REQUIREMENTS: What is the number of lines holding the word "structured"? Give that number alone.
#### TASK DATA
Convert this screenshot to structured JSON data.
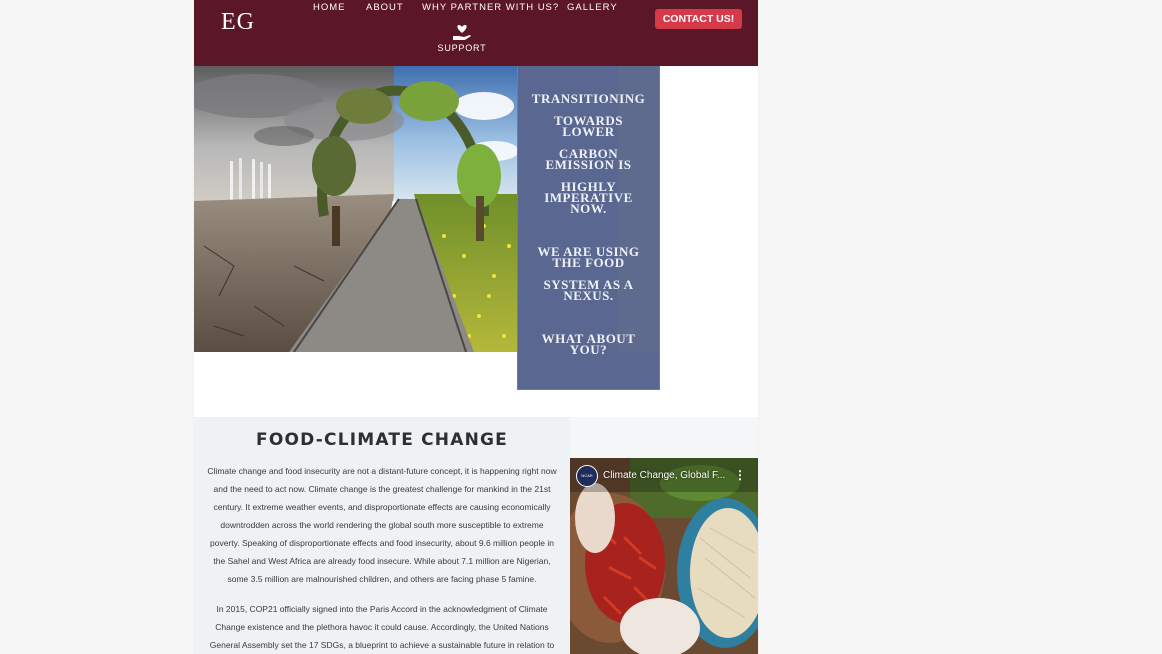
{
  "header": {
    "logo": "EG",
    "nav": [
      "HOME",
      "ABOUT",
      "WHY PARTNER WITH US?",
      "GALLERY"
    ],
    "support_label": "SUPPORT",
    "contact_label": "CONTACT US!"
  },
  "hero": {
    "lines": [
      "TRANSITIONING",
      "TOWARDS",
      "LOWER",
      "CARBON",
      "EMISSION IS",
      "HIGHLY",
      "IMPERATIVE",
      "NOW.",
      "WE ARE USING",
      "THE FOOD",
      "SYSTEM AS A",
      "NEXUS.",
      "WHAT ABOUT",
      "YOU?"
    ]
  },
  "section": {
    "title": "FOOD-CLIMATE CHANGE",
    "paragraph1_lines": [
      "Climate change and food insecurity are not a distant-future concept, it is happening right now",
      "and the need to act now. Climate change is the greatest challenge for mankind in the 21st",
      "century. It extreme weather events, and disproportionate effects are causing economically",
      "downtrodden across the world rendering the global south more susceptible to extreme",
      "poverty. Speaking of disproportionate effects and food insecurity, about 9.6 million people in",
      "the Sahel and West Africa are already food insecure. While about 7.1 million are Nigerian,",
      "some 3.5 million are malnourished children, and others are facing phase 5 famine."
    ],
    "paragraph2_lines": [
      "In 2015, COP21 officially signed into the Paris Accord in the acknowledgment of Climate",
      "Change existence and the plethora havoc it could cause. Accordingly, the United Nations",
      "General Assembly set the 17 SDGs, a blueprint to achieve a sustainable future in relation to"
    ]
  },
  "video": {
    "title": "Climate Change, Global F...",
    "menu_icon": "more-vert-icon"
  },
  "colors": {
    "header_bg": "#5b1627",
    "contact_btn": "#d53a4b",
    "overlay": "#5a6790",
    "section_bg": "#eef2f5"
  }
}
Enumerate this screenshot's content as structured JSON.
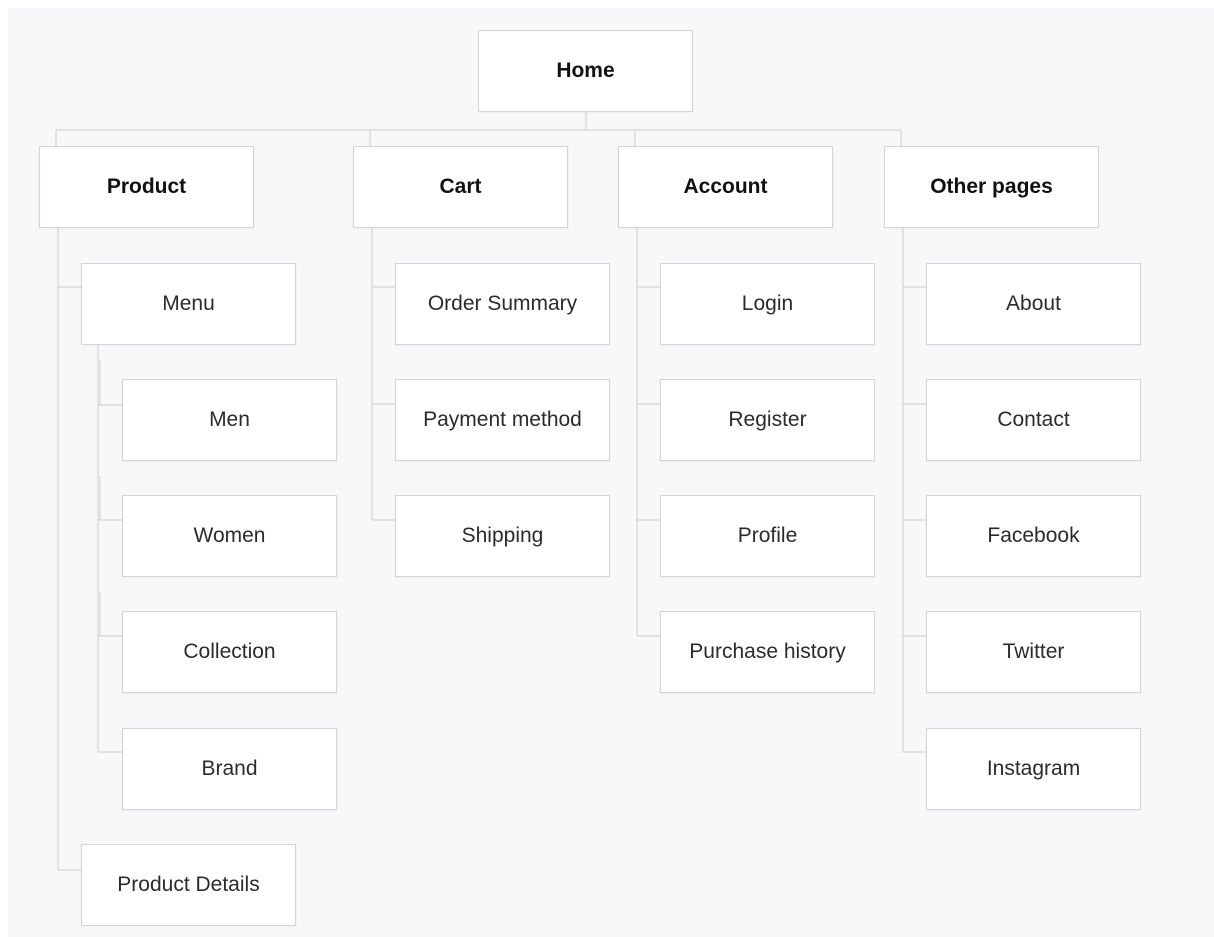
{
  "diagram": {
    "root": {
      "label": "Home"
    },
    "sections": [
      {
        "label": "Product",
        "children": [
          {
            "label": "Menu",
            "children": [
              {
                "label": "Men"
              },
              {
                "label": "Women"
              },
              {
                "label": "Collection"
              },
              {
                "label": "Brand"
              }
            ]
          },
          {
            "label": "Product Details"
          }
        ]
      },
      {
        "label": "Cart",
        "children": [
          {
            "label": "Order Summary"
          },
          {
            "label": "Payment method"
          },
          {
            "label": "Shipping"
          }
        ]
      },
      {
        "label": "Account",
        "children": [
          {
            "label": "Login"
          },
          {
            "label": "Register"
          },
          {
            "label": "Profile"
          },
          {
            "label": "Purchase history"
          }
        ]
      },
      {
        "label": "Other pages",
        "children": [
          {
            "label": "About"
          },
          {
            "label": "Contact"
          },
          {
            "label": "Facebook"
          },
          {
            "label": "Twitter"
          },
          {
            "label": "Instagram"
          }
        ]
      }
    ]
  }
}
########
#### TASK DATA
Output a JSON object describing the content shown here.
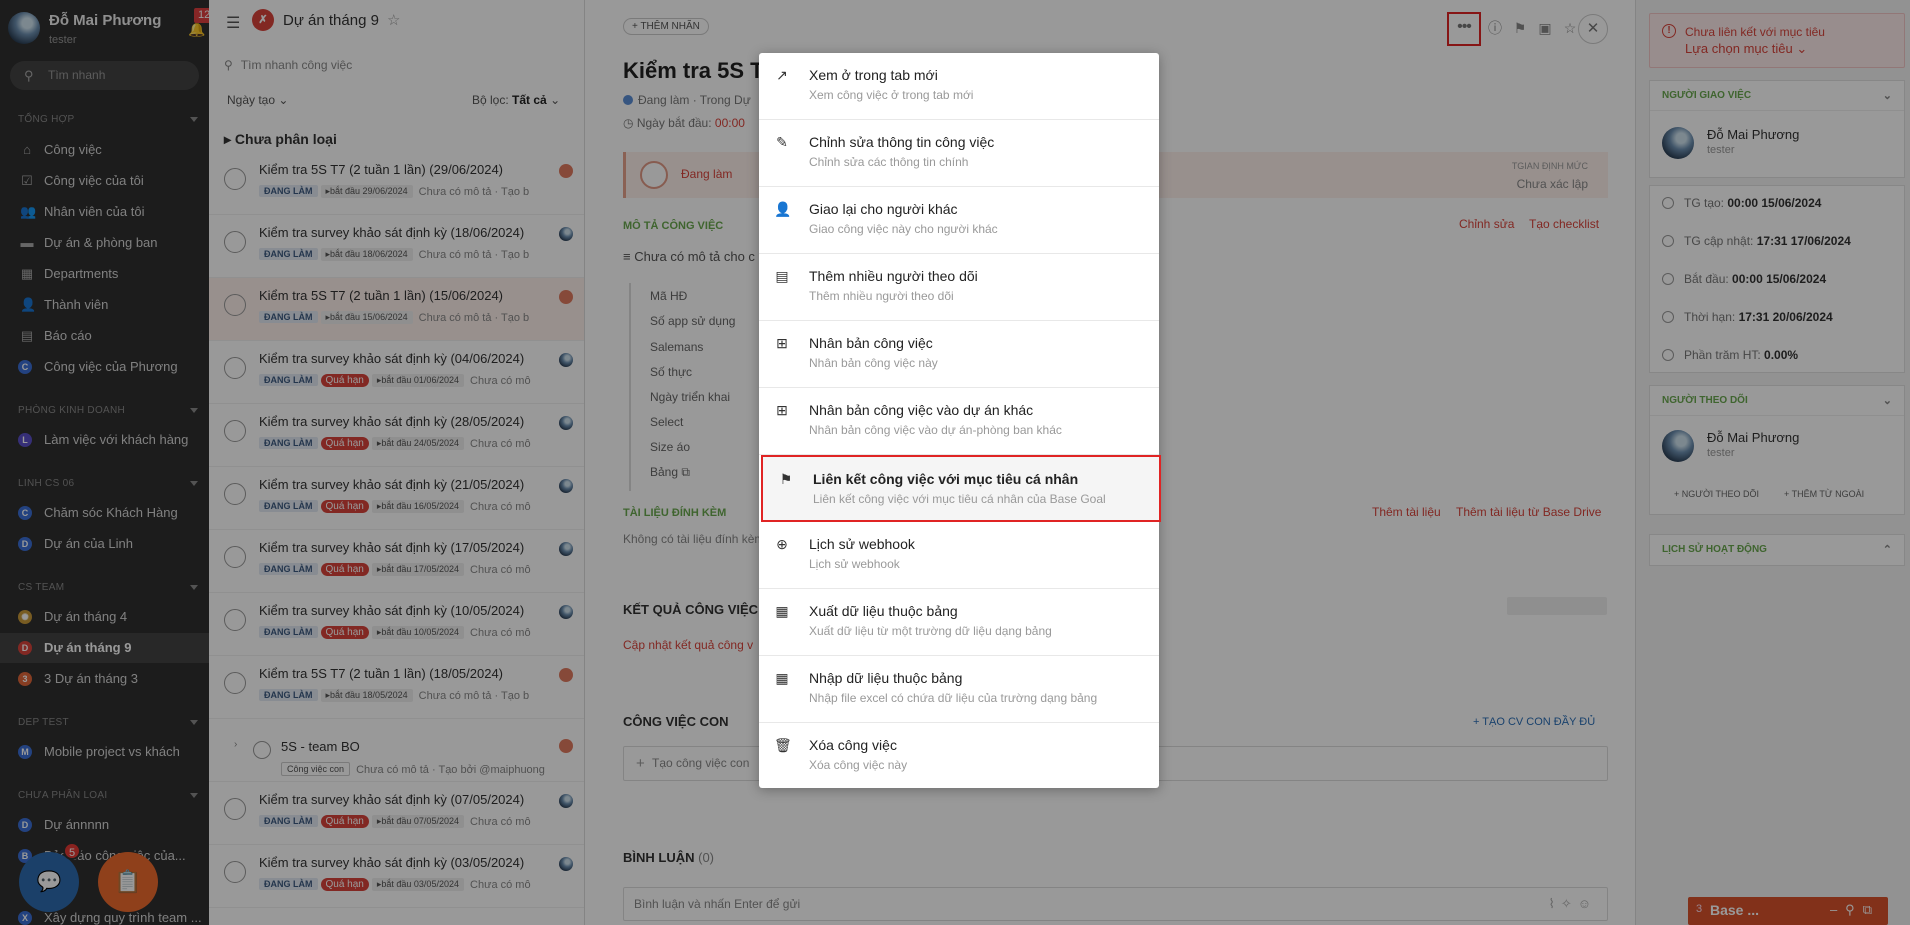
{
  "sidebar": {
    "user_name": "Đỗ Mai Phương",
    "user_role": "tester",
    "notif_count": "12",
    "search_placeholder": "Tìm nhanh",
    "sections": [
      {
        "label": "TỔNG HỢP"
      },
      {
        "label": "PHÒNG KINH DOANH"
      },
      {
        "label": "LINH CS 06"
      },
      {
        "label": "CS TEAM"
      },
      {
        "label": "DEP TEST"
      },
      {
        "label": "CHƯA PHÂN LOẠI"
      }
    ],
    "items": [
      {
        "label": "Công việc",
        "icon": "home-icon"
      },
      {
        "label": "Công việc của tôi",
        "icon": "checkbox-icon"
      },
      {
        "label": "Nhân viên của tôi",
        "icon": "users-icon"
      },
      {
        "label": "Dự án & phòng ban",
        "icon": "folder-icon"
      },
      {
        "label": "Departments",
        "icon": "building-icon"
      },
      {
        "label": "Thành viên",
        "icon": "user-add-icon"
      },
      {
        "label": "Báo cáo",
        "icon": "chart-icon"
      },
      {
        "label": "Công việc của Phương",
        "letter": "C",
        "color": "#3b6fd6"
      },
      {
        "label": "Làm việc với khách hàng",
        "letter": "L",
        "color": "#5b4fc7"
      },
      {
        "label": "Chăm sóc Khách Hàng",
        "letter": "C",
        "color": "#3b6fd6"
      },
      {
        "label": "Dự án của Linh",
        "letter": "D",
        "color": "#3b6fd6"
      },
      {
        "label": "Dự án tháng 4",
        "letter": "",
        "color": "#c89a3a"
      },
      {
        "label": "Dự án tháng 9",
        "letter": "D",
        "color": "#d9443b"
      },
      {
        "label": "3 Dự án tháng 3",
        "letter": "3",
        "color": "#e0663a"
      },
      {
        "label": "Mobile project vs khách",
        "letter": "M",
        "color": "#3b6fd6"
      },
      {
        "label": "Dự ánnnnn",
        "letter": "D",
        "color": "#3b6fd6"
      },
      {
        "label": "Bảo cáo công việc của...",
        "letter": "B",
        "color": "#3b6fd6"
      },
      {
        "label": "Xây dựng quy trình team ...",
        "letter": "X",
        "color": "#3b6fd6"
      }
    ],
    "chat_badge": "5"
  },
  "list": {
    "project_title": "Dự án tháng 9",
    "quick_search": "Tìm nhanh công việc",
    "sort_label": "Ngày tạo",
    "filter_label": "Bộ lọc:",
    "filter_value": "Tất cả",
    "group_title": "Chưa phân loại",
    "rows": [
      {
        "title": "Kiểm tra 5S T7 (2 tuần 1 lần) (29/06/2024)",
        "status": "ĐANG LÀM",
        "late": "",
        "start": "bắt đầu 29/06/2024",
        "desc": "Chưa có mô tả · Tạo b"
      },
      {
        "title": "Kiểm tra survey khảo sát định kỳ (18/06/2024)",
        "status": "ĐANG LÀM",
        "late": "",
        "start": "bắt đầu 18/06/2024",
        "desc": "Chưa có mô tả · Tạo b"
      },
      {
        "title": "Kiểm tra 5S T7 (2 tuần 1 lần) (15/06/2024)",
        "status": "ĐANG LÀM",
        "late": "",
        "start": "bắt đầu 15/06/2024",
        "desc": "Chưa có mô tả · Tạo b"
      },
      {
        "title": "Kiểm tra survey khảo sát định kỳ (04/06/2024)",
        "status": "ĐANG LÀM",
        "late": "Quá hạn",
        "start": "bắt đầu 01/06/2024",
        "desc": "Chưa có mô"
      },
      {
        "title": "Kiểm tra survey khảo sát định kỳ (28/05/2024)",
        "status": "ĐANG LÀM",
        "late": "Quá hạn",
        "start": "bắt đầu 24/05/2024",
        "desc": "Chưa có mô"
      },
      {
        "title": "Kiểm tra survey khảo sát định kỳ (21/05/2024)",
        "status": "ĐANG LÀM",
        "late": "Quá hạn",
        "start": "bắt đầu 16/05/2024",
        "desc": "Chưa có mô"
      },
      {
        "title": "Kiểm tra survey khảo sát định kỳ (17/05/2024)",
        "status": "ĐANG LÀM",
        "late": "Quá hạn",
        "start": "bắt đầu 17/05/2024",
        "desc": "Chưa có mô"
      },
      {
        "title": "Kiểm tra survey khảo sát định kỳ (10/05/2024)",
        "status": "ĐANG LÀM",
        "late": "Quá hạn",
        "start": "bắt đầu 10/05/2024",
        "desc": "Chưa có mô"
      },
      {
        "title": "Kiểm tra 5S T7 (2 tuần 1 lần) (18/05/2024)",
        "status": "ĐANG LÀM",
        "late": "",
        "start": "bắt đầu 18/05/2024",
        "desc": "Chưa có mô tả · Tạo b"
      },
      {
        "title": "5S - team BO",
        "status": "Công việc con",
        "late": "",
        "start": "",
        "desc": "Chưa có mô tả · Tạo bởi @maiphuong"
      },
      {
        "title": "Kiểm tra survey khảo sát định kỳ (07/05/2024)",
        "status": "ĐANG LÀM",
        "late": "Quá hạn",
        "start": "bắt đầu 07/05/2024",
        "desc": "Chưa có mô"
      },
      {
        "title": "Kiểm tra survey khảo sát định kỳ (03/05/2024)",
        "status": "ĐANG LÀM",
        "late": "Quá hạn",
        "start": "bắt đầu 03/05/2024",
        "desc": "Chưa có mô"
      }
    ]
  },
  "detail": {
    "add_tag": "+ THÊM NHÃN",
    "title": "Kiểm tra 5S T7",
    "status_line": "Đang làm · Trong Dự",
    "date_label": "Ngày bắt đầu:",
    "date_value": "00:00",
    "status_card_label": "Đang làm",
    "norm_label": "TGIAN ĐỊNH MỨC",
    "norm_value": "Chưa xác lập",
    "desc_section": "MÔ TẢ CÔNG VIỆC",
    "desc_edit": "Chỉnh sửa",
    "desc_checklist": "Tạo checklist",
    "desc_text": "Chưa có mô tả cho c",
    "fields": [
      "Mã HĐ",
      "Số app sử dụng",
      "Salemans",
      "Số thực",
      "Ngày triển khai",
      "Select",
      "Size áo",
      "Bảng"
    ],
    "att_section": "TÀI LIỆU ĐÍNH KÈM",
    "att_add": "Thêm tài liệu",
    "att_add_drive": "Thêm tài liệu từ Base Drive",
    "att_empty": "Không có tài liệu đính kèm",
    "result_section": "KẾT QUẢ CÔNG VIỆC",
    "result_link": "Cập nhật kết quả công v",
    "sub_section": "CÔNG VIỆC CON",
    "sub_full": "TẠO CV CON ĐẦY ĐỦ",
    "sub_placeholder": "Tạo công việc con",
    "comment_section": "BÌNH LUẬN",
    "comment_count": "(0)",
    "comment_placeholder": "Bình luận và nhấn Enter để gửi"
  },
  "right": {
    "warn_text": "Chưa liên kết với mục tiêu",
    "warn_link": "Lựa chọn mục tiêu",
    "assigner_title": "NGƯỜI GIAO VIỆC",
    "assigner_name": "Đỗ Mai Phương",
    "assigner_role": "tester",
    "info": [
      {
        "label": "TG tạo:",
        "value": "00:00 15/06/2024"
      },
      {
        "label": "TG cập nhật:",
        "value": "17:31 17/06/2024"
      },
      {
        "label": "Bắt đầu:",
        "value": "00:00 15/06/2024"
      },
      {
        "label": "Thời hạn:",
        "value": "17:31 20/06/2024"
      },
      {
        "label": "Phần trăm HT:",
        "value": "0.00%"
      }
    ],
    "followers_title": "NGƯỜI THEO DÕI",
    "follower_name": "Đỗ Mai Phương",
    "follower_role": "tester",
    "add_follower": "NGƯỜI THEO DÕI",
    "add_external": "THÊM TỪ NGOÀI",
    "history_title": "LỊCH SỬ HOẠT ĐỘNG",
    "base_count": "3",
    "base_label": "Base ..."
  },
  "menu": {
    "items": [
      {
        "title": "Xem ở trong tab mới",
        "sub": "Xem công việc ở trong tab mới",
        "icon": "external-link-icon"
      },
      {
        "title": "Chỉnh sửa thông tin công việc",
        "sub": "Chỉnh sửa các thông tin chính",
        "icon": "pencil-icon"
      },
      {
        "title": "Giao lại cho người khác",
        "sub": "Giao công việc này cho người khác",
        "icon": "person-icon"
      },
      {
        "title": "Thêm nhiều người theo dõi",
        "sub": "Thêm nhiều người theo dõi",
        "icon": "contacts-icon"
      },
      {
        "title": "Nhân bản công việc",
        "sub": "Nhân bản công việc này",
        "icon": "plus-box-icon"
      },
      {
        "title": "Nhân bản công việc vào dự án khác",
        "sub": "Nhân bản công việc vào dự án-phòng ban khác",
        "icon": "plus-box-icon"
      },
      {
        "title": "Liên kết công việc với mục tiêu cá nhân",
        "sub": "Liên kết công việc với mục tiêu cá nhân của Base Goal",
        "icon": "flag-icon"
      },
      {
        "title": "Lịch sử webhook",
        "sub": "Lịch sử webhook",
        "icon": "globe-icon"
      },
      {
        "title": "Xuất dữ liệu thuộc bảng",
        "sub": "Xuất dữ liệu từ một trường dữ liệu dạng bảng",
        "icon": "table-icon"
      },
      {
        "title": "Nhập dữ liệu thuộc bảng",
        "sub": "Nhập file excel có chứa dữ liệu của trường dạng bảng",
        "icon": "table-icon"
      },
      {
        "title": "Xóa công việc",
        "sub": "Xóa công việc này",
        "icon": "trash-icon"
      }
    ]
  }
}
########
#### TASK DATA
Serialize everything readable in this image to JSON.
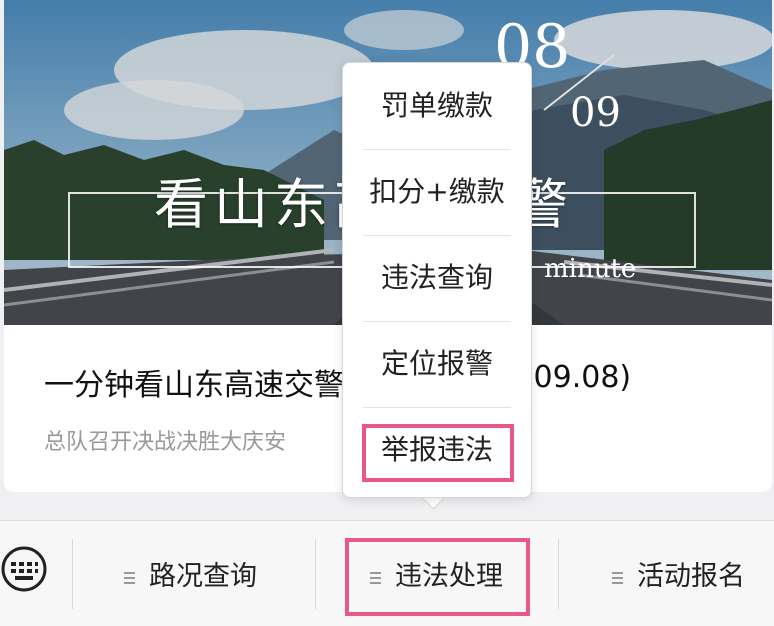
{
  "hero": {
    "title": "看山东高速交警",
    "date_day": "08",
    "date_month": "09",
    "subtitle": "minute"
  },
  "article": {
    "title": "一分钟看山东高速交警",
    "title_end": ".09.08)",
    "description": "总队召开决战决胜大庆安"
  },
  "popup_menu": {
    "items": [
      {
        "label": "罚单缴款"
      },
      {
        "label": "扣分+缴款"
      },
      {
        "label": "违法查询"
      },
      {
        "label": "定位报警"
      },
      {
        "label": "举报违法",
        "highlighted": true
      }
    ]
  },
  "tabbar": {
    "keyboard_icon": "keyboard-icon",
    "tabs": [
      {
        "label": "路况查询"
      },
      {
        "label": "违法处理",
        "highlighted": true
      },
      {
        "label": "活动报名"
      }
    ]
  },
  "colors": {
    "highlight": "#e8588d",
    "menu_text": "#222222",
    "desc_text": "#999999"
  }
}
########
TASK ANSWER: 2